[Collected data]
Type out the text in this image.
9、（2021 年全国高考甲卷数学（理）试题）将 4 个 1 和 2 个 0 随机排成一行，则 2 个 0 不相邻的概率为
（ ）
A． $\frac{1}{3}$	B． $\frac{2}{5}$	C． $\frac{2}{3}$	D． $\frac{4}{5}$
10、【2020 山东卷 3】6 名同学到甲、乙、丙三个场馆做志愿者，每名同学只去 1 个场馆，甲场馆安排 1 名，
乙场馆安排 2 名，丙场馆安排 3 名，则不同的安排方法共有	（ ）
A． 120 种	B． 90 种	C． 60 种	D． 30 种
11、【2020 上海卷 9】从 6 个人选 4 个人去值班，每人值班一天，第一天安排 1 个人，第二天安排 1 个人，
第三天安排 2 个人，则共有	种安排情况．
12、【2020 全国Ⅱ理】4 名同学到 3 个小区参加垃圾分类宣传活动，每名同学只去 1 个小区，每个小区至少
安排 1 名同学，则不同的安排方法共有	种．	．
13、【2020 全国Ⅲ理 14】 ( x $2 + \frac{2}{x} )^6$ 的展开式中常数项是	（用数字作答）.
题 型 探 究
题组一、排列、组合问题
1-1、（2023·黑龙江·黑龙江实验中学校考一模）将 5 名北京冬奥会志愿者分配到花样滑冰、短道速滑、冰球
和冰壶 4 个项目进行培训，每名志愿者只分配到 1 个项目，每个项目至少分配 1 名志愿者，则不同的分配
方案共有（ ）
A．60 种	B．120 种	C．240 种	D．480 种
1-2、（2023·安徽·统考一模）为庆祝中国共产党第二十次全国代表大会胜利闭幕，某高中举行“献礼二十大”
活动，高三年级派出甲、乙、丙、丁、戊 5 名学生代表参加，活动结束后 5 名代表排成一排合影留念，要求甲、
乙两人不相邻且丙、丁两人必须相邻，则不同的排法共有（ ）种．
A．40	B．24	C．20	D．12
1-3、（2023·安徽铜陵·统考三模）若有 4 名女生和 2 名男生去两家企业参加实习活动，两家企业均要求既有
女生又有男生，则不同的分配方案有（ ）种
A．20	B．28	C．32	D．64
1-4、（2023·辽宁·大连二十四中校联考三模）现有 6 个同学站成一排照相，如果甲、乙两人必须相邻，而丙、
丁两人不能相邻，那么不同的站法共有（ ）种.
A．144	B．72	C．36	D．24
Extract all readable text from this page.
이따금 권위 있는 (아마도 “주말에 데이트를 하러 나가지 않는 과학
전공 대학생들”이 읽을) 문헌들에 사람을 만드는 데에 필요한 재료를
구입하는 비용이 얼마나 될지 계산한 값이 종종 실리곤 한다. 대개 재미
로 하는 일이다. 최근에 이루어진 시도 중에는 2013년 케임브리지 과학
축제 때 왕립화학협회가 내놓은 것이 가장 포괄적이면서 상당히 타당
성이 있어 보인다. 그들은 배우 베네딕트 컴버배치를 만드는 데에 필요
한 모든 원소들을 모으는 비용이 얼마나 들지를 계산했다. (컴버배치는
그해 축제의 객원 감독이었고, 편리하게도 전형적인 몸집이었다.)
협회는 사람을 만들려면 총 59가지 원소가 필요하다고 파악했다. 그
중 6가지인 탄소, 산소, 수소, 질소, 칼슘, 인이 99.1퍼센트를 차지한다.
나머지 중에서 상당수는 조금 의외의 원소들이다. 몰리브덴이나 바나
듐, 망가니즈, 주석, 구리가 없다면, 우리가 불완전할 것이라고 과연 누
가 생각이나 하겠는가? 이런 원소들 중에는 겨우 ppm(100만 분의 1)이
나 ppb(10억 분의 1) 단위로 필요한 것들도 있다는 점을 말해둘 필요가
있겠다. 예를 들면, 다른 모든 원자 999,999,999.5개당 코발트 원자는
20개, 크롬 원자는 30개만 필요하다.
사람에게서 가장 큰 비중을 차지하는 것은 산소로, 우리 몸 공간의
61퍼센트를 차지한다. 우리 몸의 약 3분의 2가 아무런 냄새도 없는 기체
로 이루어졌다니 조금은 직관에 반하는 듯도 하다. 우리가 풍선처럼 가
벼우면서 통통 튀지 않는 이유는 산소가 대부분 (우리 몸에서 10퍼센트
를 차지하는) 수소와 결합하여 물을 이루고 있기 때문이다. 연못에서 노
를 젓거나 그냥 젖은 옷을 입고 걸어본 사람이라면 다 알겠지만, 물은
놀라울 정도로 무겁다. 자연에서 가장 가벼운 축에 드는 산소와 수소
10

Task description
Set every line of the listing down word for word.

Exercise result
Type out the text in this image.
9、（2021 年全国高考甲卷数学（理）试题）将 4 个 1 和 2 个 0 随机排成一行，则 2 个 0 不相邻的概率为
（ ）
A． $\frac{1}{3}$	B． $\frac{2}{5}$	C． $\frac{2}{3}$	D． $\frac{4}{5}$
10、【2020 山东卷 3】6 名同学到甲、乙、丙三个场馆做志愿者，每名同学只去 1 个场馆，甲场馆安排 1 名，
乙场馆安排 2 名，丙场馆安排 3 名，则不同的安排方法共有	（ ）
A． 120 种	B． 90 种	C． 60 种	D． 30 种
11、【2020 上海卷 9】从 6 个人选 4 个人去值班，每人值班一天，第一天安排 1 个人，第二天安排 1 个人，
第三天安排 2 个人，则共有	种安排情况．
12、【2020 全国Ⅱ理】4 名同学到 3 个小区参加垃圾分类宣传活动，每名同学只去 1 个小区，每个小区至少
安排 1 名同学，则不同的安排方法共有	种．	．
13、【2020 全国Ⅲ理 14】 ( x $2 + \frac{2}{x} )^6$ 的展开式中常数项是	（用数字作答）.
题 型 探 究
题组一、排列、组合问题
1-1、（2023·黑龙江·黑龙江实验中学校考一模）将 5 名北京冬奥会志愿者分配到花样滑冰、短道速滑、冰球
和冰壶 4 个项目进行培训，每名志愿者只分配到 1 个项目，每个项目至少分配 1 名志愿者，则不同的分配
方案共有（ ）
A．60 种	B．120 种	C．240 种	D．480 种
1-2、（2023·安徽·统考一模）为庆祝中国共产党第二十次全国代表大会胜利闭幕，某高中举行“献礼二十大”
活动，高三年级派出甲、乙、丙、丁、戊 5 名学生代表参加，活动结束后 5 名代表排成一排合影留念，要求甲、
乙两人不相邻且丙、丁两人必须相邻，则不同的排法共有（ ）种．
A．40	B．24	C．20	D．12
1-3、（2023·安徽铜陵·统考三模）若有 4 名女生和 2 名男生去两家企业参加实习活动，两家企业均要求既有
女生又有男生，则不同的分配方案有（ ）种
A．20	B．28	C．32	D．64
1-4、（2023·辽宁·大连二十四中校联考三模）现有 6 个同学站成一排照相，如果甲、乙两人必须相邻，而丙、
丁两人不能相邻，那么不同的站法共有（ ）种.
A．144	B．72	C．36	D．24
Extract all readable text from this page.
이따금 권위 있는 (아마도 “주말에 데이트를 하러 나가지 않는 과학
전공 대학생들”이 읽을) 문헌들에 사람을 만드는 데에 필요한 재료를
구입하는 비용이 얼마나 될지 계산한 값이 종종 실리곤 한다. 대개 재미
로 하는 일이다. 최근에 이루어진 시도 중에는 2013년 케임브리지 과학
축제 때 왕립화학협회가 내놓은 것이 가장 포괄적이면서 상당히 타당
성이 있어 보인다. 그들은 배우 베네딕트 컴버배치를 만드는 데에 필요
한 모든 원소들을 모으는 비용이 얼마나 들지를 계산했다. (컴버배치는
그해 축제의 객원 감독이었고, 편리하게도 전형적인 몸집이었다.)
협회는 사람을 만들려면 총 59가지 원소가 필요하다고 파악했다. 그
중 6가지인 탄소, 산소, 수소, 질소, 칼슘, 인이 99.1퍼센트를 차지한다.
나머지 중에서 상당수는 조금 의외의 원소들이다. 몰리브덴이나 바나
듐, 망가니즈, 주석, 구리가 없다면, 우리가 불완전할 것이라고 과연 누
가 생각이나 하겠는가? 이런 원소들 중에는 겨우 ppm(100만 분의 1)이
나 ppb(10억 분의 1) 단위로 필요한 것들도 있다는 점을 말해둘 필요가
있겠다. 예를 들면, 다른 모든 원자 999,999,999.5개당 코발트 원자는
20개, 크롬 원자는 30개만 필요하다.
사람에게서 가장 큰 비중을 차지하는 것은 산소로, 우리 몸 공간의
61퍼센트를 차지한다. 우리 몸의 약 3분의 2가 아무런 냄새도 없는 기체
로 이루어졌다니 조금은 직관에 반하는 듯도 하다. 우리가 풍선처럼 가
벼우면서 통통 튀지 않는 이유는 산소가 대부분 (우리 몸에서 10퍼센트
를 차지하는) 수소와 결합하여 물을 이루고 있기 때문이다. 연못에서 노
를 젓거나 그냥 젖은 옷을 입고 걸어본 사람이라면 다 알겠지만, 물은
놀라울 정도로 무겁다. 자연에서 가장 가벼운 축에 드는 산소와 수소
10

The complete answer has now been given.